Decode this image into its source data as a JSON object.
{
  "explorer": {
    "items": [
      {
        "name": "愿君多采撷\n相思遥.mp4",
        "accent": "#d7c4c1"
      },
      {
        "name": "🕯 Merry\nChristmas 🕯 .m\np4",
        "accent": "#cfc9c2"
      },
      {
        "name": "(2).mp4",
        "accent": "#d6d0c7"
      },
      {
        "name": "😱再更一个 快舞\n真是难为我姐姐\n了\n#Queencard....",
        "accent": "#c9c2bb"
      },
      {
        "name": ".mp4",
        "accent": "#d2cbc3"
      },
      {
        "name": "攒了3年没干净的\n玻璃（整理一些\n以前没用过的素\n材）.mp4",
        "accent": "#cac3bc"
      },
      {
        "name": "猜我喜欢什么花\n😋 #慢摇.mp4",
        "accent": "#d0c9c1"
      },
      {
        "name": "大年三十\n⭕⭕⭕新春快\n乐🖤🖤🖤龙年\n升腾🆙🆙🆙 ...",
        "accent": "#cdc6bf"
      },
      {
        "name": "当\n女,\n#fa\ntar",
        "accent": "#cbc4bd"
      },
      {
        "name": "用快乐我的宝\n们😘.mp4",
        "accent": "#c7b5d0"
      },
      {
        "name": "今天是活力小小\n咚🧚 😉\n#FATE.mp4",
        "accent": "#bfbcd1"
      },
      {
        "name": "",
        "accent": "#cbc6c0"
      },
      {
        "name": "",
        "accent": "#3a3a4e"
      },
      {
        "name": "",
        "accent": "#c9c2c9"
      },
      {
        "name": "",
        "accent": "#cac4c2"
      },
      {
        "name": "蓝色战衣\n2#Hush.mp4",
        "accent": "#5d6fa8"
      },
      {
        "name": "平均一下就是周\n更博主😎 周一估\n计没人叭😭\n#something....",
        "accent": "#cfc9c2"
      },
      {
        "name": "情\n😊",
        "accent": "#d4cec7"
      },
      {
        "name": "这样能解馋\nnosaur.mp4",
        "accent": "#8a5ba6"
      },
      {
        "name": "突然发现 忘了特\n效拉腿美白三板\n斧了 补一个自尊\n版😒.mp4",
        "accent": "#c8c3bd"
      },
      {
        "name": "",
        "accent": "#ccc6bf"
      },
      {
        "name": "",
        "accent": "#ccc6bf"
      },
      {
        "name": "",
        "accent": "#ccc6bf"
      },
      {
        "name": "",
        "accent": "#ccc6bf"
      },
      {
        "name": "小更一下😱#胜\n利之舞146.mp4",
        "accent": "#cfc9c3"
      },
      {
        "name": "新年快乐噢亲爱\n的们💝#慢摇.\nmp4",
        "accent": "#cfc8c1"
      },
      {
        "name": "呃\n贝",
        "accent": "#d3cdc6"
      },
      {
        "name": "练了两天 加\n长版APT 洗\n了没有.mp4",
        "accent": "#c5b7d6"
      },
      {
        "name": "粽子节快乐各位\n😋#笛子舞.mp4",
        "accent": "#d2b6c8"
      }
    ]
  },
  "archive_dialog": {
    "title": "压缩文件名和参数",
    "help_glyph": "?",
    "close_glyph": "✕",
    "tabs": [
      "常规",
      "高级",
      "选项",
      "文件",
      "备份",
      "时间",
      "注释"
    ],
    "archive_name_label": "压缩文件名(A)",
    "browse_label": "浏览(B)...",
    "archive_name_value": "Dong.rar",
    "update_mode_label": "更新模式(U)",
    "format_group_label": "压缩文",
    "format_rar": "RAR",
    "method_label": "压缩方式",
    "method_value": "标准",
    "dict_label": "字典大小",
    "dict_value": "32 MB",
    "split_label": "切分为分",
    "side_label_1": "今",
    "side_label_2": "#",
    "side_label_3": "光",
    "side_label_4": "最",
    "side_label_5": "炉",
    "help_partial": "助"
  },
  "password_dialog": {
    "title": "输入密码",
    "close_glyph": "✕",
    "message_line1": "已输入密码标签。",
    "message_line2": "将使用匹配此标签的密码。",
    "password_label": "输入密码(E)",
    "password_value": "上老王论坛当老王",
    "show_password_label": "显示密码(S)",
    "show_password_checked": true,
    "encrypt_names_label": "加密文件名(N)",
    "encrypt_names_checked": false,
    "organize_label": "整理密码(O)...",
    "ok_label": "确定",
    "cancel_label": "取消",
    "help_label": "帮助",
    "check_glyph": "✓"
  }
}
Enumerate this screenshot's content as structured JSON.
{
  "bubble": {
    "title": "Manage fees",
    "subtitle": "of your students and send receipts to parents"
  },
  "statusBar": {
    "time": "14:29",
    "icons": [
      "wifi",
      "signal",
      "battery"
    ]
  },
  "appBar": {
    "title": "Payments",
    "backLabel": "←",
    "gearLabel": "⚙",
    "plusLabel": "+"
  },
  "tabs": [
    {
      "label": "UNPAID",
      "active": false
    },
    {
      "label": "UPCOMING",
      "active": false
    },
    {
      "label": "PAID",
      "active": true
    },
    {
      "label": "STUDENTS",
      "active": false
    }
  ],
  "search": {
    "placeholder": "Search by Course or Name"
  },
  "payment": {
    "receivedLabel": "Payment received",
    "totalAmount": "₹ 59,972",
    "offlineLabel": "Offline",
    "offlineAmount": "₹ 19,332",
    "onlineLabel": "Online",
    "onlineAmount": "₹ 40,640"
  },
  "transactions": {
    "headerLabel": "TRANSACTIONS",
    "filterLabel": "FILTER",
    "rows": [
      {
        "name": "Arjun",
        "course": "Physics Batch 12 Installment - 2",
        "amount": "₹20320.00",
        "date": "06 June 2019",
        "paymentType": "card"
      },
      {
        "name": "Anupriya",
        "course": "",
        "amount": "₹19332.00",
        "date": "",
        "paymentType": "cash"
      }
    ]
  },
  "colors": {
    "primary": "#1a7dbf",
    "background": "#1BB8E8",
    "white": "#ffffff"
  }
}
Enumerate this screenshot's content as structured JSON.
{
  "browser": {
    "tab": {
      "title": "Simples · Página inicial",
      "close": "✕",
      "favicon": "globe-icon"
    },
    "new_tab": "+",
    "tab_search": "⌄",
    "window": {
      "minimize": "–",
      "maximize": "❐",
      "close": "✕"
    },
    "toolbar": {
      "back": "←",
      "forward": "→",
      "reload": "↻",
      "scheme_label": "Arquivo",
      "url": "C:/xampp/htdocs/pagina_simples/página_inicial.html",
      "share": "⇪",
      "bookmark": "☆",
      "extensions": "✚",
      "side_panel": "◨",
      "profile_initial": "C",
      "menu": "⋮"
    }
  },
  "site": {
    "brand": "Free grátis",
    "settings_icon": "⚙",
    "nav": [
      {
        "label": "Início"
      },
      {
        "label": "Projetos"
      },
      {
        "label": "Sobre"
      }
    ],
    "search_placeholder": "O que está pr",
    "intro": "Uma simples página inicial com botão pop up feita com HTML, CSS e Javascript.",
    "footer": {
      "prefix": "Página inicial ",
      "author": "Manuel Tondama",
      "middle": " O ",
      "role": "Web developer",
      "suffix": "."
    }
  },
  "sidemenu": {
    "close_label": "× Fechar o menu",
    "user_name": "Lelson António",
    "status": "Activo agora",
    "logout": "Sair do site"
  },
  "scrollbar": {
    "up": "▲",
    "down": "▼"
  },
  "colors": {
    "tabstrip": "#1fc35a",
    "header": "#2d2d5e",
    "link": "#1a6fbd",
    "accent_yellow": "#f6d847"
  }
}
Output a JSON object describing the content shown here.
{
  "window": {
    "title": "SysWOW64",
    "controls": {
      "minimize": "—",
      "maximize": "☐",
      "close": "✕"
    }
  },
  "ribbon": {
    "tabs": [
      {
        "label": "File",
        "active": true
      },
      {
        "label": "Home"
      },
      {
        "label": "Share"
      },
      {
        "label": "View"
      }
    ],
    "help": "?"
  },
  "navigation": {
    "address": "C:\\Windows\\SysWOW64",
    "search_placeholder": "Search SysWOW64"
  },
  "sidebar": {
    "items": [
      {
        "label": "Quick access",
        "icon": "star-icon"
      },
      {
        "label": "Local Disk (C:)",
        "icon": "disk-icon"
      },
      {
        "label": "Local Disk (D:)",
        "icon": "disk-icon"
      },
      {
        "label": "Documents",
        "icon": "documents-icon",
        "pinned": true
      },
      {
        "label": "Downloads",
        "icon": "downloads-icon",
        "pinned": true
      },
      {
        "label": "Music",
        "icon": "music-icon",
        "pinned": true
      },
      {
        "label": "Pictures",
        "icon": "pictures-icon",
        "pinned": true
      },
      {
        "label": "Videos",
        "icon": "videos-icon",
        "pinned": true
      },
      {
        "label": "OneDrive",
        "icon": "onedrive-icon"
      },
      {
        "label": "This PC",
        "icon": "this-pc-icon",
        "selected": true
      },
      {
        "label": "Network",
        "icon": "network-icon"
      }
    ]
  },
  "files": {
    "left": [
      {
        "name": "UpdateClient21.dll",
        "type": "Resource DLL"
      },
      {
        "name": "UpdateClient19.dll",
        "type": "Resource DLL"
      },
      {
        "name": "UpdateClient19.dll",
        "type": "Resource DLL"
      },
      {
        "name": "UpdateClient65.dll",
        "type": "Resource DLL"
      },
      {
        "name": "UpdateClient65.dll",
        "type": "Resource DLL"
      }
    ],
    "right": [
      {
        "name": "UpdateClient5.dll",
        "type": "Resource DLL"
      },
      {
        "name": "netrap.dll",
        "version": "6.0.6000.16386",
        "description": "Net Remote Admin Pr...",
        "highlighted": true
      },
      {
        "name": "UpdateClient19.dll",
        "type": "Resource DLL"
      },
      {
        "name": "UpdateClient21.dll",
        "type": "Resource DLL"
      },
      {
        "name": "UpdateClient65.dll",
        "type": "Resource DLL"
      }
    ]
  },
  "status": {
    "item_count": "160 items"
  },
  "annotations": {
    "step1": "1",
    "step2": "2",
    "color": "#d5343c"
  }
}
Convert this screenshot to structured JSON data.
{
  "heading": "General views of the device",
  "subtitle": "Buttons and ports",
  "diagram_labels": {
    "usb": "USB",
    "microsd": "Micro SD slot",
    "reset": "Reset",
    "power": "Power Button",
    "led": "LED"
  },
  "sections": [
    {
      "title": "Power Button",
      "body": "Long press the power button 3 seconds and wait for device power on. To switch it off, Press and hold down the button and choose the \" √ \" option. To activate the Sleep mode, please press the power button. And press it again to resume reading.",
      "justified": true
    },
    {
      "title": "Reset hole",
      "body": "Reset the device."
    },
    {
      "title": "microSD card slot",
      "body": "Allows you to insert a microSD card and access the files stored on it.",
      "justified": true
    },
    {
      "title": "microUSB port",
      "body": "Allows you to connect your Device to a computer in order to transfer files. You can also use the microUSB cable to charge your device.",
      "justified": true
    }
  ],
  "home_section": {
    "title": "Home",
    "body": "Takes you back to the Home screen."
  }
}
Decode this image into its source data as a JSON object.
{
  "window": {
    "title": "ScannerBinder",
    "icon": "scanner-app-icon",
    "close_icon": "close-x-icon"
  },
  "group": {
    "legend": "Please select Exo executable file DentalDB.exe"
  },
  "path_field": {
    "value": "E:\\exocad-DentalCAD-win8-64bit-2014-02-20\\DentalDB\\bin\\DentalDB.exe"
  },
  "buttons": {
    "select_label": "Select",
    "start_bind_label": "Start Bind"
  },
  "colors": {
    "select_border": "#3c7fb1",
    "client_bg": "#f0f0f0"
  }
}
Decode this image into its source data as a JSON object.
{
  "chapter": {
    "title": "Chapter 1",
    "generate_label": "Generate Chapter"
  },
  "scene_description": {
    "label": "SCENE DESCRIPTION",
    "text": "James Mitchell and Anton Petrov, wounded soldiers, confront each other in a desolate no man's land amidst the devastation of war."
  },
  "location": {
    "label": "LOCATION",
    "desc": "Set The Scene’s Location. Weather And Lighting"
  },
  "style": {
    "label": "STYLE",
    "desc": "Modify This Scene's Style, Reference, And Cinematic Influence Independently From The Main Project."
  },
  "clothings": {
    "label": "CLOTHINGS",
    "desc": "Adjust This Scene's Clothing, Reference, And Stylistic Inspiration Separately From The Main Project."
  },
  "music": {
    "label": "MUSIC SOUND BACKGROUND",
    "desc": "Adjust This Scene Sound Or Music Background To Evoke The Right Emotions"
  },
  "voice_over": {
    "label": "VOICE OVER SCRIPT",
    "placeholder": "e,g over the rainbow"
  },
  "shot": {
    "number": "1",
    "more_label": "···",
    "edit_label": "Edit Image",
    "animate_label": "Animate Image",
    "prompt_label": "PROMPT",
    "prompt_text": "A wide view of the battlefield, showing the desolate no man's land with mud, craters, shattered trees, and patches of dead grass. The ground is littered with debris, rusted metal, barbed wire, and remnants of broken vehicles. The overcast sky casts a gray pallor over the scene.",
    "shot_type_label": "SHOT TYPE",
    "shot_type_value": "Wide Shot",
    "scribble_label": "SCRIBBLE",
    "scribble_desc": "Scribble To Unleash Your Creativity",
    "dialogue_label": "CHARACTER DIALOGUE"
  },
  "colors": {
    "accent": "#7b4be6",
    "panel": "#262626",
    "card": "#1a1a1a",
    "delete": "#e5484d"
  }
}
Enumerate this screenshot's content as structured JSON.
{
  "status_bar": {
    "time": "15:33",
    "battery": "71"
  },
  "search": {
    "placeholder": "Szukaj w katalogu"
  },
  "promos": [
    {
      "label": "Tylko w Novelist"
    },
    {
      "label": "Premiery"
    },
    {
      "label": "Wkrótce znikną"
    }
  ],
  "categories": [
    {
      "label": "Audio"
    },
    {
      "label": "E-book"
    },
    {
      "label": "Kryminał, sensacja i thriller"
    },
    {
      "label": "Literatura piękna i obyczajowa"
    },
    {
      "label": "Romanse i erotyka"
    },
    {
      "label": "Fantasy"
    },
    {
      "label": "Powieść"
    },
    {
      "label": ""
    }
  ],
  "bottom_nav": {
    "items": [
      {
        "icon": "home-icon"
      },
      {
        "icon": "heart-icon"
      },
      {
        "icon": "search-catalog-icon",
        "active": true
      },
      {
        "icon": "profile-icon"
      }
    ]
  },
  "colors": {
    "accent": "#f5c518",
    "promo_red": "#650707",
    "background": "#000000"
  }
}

###

TASK PROMPT: For each line of the listing that holds the word "DentalDB", show that line.

REPLY TO THE TASK:
    "legend": "Please select Exo executable file DentalDB.exe"
    "value": "E:\\exocad-DentalCAD-win8-64bit-2014-02-20\\DentalDB\\bin\\DentalDB.exe"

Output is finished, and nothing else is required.